_PROMPT:_
Copy every line of the material below word for word, leaving out the pictures.

_RECORDS SUPPLIED:_
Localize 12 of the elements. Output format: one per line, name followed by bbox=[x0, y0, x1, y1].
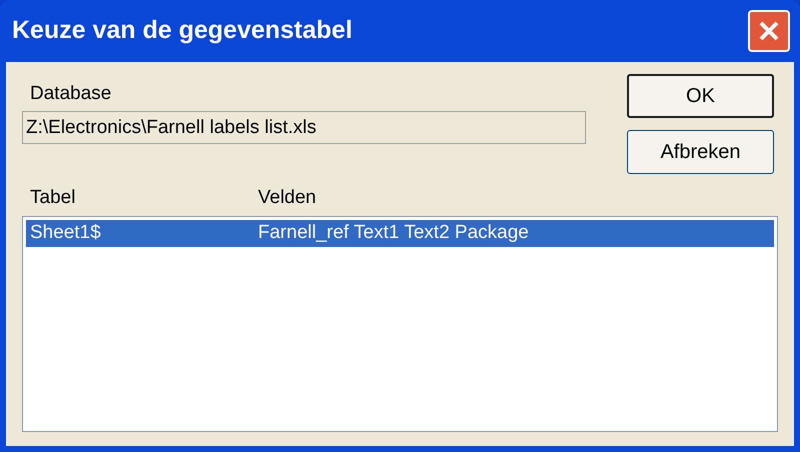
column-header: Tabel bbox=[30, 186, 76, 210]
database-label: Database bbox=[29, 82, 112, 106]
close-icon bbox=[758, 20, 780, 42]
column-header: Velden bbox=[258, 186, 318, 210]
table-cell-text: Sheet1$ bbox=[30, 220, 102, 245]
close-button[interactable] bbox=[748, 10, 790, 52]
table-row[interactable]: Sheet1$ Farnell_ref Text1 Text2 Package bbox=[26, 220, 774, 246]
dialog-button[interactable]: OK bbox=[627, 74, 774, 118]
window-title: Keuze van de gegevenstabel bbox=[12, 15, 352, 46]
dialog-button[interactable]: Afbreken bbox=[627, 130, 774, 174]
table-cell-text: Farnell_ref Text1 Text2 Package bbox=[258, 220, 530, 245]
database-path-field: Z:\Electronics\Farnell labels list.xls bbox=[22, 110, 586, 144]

_SOLUTION:_
Localize 12 of the elements. Output format: one per line, name followed by bbox=[x0, y0, x1, y1].
column-header: Tabel bbox=[30, 186, 76, 210]
database-label: Database bbox=[29, 82, 112, 106]
close-icon bbox=[758, 20, 780, 42]
column-header: Velden bbox=[258, 186, 318, 210]
table-cell-text: Sheet1$ bbox=[30, 220, 102, 245]
close-button[interactable] bbox=[748, 10, 790, 52]
table-row[interactable]: Sheet1$ Farnell_ref Text1 Text2 Package bbox=[26, 220, 774, 246]
dialog-button[interactable]: OK bbox=[627, 74, 774, 118]
window-title: Keuze van de gegevenstabel bbox=[12, 15, 352, 46]
dialog-button[interactable]: Afbreken bbox=[627, 130, 774, 174]
table-cell-text: Farnell_ref Text1 Text2 Package bbox=[258, 220, 530, 245]
database-path-field: Z:\Electronics\Farnell labels list.xls bbox=[22, 110, 586, 144]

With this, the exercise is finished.